[begin Excerpted passage]

## Archive for December, 2010

### Generalized acceptance ratio

Wednesday, December 8th, 2010

The generalized acceptance ratio scheme has been used intensively in MD to get free energy difference between two states, in particular, in thermodynamic integration or free energy perturbation simulations. It is post simulation analysis tool and uses a combination of forward and backward sampling to minimize the free energy error. The idea was introduced by Charles H. Bennett in 1976 and the original version is called Bennett Acceptance Ratio (BAR), here we focus on the generalized version, though very subtle difference.

Suppose we have a system at two states, 0 and 1, the transferring energy for from state 0 to state 1 is

$\Delta A = \beta^{-1} ln \frac{Q_{0}}{Q_{1}}$

where $Q_{0}$ and $Q_{1}$ are the partition functions of state 0 and 1, respectively.

[end Excerpted passage]
[begin Records]

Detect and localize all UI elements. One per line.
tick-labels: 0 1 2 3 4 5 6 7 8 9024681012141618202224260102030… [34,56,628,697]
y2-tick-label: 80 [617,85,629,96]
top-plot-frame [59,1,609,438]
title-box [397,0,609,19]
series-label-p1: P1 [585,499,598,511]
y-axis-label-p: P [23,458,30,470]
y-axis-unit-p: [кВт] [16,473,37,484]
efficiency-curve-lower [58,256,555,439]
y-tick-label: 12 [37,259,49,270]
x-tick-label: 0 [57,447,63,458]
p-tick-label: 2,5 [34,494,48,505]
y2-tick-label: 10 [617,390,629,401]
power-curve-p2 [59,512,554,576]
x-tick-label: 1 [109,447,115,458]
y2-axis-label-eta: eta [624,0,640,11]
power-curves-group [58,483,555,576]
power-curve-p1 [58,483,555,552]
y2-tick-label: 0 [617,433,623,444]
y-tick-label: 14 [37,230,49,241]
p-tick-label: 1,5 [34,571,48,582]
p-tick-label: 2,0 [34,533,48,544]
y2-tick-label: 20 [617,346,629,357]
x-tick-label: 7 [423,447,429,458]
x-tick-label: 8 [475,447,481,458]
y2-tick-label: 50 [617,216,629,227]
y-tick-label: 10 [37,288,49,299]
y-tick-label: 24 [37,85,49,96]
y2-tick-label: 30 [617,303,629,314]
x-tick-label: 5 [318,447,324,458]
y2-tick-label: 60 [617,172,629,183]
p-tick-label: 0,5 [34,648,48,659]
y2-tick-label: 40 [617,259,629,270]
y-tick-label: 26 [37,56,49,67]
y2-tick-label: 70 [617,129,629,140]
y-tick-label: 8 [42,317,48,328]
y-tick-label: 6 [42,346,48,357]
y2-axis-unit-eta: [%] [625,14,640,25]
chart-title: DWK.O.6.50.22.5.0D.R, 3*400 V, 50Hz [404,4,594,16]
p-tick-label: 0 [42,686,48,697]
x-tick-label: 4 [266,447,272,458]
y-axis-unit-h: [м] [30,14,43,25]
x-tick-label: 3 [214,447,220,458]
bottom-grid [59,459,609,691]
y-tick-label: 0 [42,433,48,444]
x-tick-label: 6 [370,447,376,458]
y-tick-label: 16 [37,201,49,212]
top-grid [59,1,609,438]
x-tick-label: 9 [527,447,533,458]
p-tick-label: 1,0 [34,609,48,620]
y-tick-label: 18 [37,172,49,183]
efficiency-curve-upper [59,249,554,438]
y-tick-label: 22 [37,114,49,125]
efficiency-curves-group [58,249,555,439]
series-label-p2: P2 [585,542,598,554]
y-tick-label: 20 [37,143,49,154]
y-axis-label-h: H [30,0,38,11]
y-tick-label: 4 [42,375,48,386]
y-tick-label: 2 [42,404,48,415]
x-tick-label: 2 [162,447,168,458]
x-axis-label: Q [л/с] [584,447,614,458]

[end Records]

» **Task requirements**
Can you echo the post on the generalized acceptance ratio word for word, starting at "The generalized acceptance" and ending at "and 1, respectively."? Use nothing but the post on the generalized acceptance ratio.

» **The completed task**
The generalized acceptance ratio scheme has been used intensively in MD to get free energy difference between two states, in particular, in thermodynamic integration or free energy perturbation simulations. It is post simulation analysis tool and uses a combination of forward and backward sampling to minimize the free energy error. The idea was introduced by Charles H. Bennett in 1976 and the original version is called Bennett Acceptance Ratio (BAR), here we focus on the generalized version, though very subtle difference.

Suppose we have a system at two states, 0 and 1, the transferring energy for from state 0 to state 1 is

$\Delta A = \beta^{-1} ln \frac{Q_{0}}{Q_{1}}$

where $Q_{0}$ and $Q_{1}$ are the partition functions of state 0 and 1, respectively.